Emergent vulnerability to climate-driven disturbances in European forests

European forests cover over 2 million km² and provide key ecosystem services, yet their long-lived tree species make them vulnerable to abrupt disturbances. Anticipated climate change is expected to increase risks from natural disturbances (fires, windthrows, insect outbreaks). Land surface models attempt to represent these disturbances but remain limited by incomplete ecological understanding. Prior large-scale assessments rely on coarse reports or satellite disturbance maps without clear attribution of disturbance agents and often consider limited drivers and assumed functional forms. This study aims to quantify forest vulnerability—defined as relative biomass loss conditional on disturbance occurrence—across Europe (including Turkey and European Russia), identify emergent driver–response relationships and interactions using machine learning, and assess spatial patterns and temporal trends (1979–2018). The work emphasizes that vulnerability is not equivalent to risk (which also includes hazard probability and exposure).

The paper reviews that LSMs increasingly include mechanistic disturbance modules but only partially capture dynamics due to limited ecological knowledge. Compilations of mortality events provide broad coverage but coarse spatial detail, masking environmental controls. Satellite datasets enable high-resolution mapping of disturbances, but attributing agents from remote sensing remains challenging. Previous studies explored climate controls on mortality without attributing to specific agents and typically used limited drivers with regional aggregation and a priori relationship forms, limiting detection of local interactions and compound effects. Emerging machine learning approaches with Earth observations can capture complex, interacting drivers without prescribed functional relationships, but have not been broadly applied to multiple disturbance types at continental scales.

Study domain and disturbances: Europe including Turkey and European Russia. Vulnerability is defined as relative biomass loss (BL) conditional on a disturbance. Disturbance records (2000–2017) were compiled from: fires (EFFIS, 15,818 polygons), windthrows (FORWIND, 89,743 polygons), and insect outbreaks (USDA IDS, 50,777 polygons; used for model development due to lack of European dataset). Records were associated with host plant functional types (PFTs: BrDe, BrEv, NeDe, NeEv). For insects, functional pest groups were merged due to data limitations.

Extracted entries -
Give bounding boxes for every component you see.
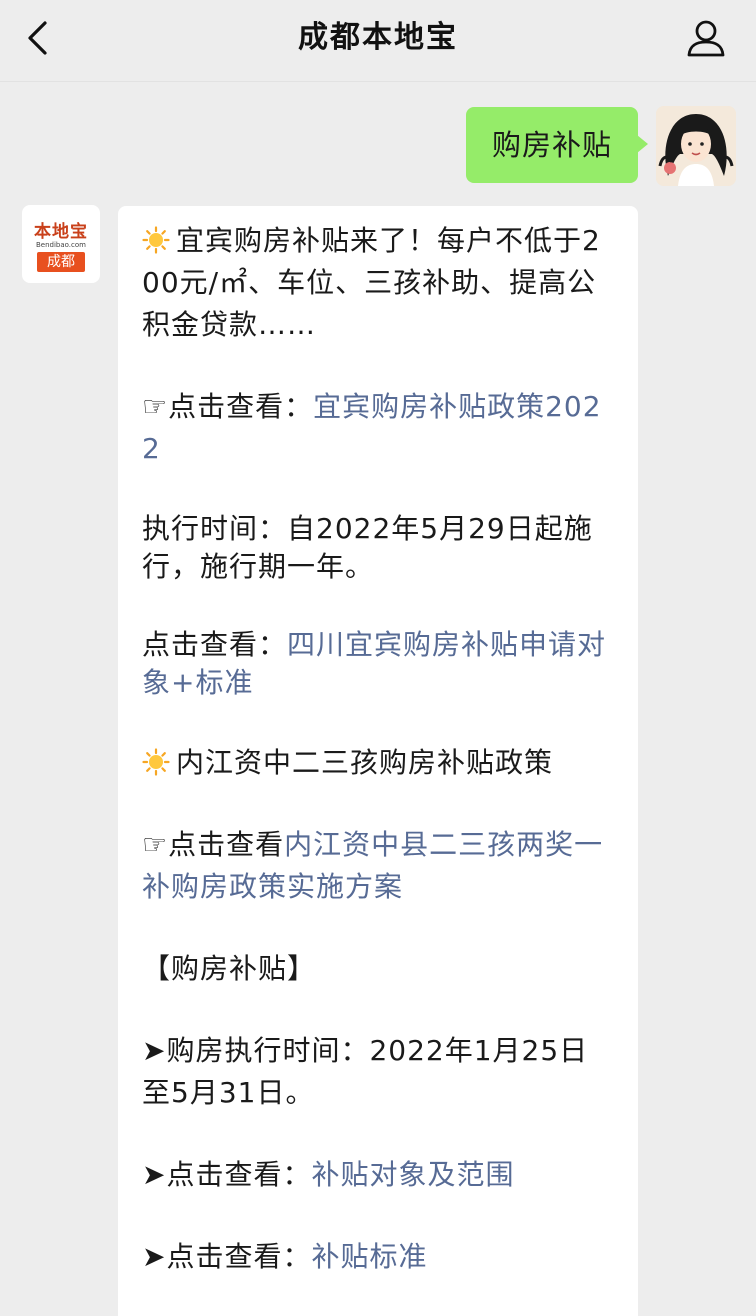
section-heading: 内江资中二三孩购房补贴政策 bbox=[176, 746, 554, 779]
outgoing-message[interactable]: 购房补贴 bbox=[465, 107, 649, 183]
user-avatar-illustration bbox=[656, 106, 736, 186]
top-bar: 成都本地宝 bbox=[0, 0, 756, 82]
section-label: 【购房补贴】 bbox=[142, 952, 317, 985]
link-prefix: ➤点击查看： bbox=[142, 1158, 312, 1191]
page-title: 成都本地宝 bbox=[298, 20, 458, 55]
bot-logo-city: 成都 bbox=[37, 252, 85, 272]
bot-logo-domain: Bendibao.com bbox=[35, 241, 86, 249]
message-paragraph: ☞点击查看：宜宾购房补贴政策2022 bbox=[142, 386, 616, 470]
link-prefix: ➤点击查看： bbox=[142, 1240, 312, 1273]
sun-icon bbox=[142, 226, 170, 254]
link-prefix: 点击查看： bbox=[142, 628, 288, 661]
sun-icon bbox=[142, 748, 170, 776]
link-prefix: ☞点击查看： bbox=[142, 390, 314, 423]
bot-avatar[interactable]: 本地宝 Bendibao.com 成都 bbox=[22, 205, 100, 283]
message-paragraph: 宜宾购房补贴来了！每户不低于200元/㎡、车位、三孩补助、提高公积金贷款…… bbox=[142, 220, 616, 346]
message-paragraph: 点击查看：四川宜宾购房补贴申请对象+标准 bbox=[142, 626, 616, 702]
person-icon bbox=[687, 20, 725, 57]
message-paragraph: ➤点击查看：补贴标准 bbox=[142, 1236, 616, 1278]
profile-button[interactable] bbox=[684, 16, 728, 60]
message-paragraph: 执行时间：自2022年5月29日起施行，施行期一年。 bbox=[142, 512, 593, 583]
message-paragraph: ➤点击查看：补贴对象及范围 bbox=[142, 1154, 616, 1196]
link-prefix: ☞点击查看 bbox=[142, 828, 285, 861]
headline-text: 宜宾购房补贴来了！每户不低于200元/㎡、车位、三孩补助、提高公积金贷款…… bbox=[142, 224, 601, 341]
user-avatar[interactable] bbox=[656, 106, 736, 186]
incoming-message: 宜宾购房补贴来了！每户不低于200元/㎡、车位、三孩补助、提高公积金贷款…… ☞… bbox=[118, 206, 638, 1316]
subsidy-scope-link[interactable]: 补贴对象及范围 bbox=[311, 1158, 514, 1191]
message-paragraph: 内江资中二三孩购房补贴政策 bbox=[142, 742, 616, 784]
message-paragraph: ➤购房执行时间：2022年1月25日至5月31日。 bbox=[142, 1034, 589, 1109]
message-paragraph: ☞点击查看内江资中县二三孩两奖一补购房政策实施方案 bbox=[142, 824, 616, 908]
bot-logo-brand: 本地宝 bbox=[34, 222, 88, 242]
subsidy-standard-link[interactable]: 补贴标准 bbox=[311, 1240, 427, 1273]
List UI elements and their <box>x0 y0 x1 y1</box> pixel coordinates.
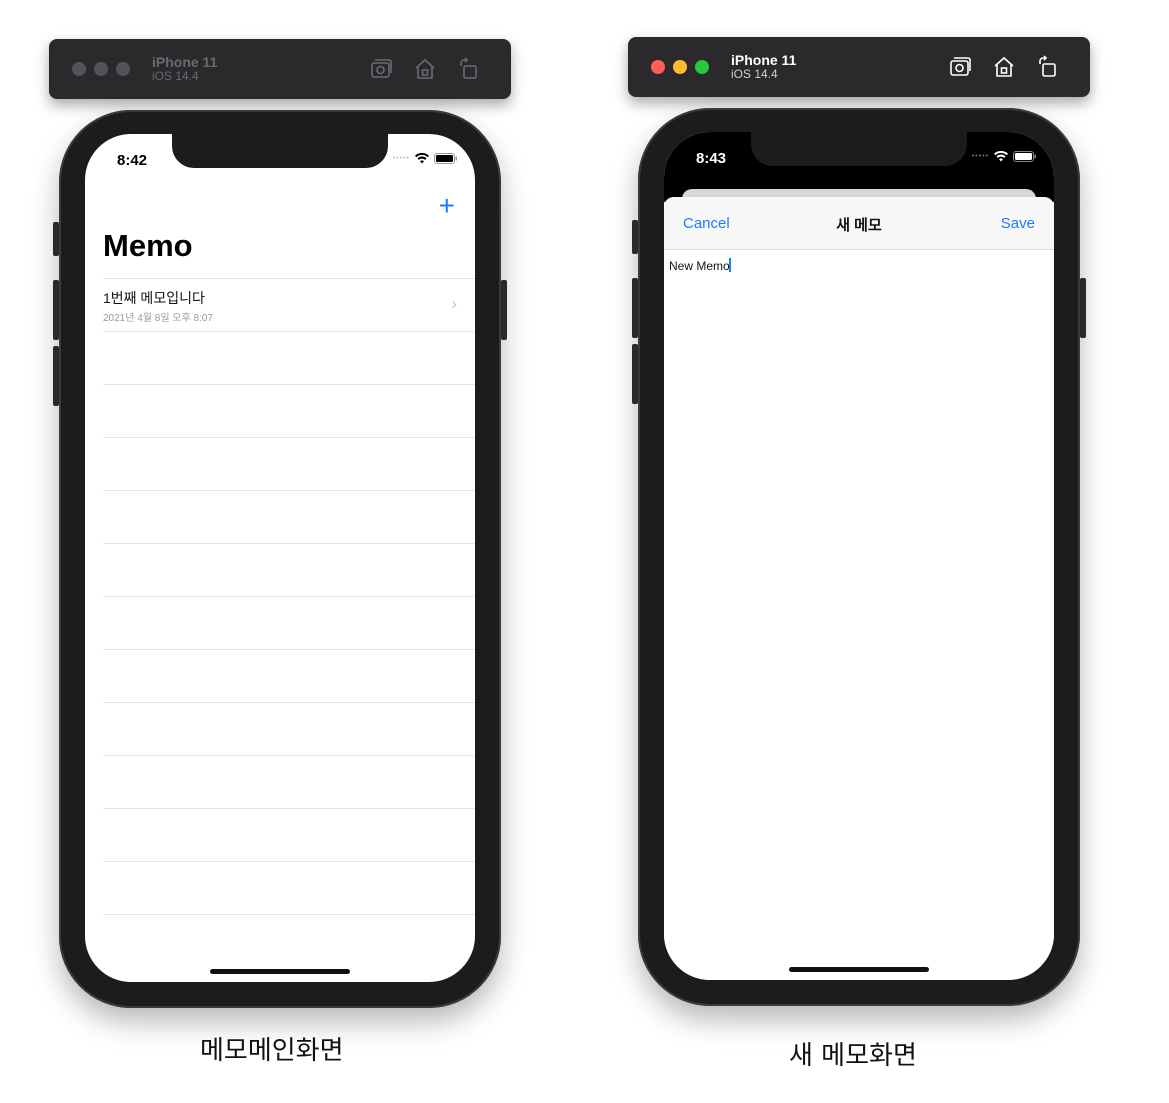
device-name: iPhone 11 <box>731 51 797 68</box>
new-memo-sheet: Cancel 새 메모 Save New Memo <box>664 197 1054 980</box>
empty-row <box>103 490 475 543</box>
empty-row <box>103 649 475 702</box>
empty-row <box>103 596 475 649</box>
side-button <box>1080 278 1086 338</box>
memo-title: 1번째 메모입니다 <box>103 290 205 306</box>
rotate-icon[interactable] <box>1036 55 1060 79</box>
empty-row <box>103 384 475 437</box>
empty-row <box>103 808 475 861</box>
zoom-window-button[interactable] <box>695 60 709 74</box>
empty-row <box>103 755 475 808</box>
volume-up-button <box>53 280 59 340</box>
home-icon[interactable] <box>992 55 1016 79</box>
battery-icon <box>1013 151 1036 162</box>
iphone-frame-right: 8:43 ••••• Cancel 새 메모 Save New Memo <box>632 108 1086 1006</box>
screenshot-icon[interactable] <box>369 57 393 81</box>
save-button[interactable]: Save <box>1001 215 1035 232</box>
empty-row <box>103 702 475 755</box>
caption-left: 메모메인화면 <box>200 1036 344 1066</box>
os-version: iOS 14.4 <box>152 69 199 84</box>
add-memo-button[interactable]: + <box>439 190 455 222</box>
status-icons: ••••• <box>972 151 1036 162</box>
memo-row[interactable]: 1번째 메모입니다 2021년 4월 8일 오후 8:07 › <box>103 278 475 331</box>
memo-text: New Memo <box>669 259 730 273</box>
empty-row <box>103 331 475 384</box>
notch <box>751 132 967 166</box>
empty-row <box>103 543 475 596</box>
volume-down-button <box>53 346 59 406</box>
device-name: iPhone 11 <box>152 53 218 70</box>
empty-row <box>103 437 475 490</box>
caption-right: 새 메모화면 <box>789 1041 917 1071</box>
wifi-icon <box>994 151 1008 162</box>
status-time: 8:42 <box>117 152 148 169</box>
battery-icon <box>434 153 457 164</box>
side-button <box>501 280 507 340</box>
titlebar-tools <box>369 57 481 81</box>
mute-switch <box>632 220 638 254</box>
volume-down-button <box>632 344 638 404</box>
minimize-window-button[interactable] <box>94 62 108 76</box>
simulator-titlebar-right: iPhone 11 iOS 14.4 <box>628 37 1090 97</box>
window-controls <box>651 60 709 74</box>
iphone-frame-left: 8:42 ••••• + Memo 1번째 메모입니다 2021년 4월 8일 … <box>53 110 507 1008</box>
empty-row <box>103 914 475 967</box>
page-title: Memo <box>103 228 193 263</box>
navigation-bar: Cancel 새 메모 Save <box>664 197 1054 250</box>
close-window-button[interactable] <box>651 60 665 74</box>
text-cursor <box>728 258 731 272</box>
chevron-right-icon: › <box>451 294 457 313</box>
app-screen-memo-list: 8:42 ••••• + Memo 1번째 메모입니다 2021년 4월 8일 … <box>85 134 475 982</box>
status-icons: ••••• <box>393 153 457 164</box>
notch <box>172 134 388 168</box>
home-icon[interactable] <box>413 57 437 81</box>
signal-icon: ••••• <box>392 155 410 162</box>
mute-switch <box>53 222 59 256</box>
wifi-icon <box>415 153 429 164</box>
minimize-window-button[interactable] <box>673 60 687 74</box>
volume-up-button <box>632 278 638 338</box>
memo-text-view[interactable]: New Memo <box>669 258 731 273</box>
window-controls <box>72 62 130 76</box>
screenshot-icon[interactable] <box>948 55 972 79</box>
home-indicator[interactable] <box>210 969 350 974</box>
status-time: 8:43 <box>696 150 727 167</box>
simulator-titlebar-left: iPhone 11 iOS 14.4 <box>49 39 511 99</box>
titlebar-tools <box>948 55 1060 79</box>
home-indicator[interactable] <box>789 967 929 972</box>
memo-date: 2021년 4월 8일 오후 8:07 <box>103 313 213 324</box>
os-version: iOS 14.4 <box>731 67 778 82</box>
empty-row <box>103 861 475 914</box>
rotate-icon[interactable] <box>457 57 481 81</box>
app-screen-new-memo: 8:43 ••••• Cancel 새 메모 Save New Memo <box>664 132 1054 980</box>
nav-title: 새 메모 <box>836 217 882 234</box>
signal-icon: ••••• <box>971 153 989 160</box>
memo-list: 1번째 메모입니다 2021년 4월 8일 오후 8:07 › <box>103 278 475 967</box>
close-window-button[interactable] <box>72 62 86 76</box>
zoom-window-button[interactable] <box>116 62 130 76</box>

What you need to do -
1. According to the forest vulnerability passage, how many windthrow polygons were compiled from FORWIND?
2. Write out the part of the forest vulnerability passage between "The paper reviews" and "at continental scales.", inclusive.
3. Extend the passage on European forest vulnerability to climate-driven disturbances, beginning after its last sentence.

Results of the exercise -
1. 89,743 polygons

2.
The paper reviews that LSMs increasingly include mechanistic disturbance modules but only partially capture dynamics due to limited ecological knowledge. Compilations of mortality events provide broad coverage but coarse spatial detail, masking environmental controls. Satellite datasets enable high-resolution mapping of disturbances, but attributing agents from remote sensing remains challenging. Previous studies explored climate controls on mortality without attributing to specific agents and typically used limited drivers with regional aggregation and a priori relationship forms, limiting detection of local interactions and compound effects. Emerging machine learning approaches with Earth observations can capture complex, interacting drivers without prescribed functional relationships, but have not been broadly applied to multiple disturbance types at continental scales.

3.
Biomass time series reconstruction (2000–2017): A static 2010 above-ground biomass (AGB) map at 100 m was integrated with Landsat Global Forest Change tree cover loss/gain layers. Biomass density per percent of tree cover lost/gained (P_loss, P_gain) was estimated using 2010 AGB and derived TC_2010 for areas experiencing loss/gain; gain TC was inferred using a 2.5 km moving-window maximum and linear growth assumption to 2010. Spatialized P_loss and P_gain fields (0.1° median) and annual tree cover change produced annual biomass maps B_t at 100 m via a linear adjustment formula.

Computing event-level biomass loss: For each disturbance polygon at year t, BL_t = [max(B_{t−n…t−1}) − min(B_{t…t+m})] / max(B_{t−n…t+m}). Lags: n=m=1 for fires and windthrows; n=2, m=5 for insect outbreaks to capture gradual effects. BL_t was averaged over each polygon and used as the response variable.

Predictors: Three categories—Forest (AGB, LAI, tree density, tree age, tree height), Climate (FWI, MI, precipitation cumulated, snow, short-term anomalies of precipitation and temperature, maximum temperature, long-term average temperature, maximum wind speed, SPEI anomalies), Landscape (slope, elevation, homogeneity, coefficient of variation). Predictors were annual (dynamic) or static climatologies. PFT fractions were retrieved from ESA-CCI.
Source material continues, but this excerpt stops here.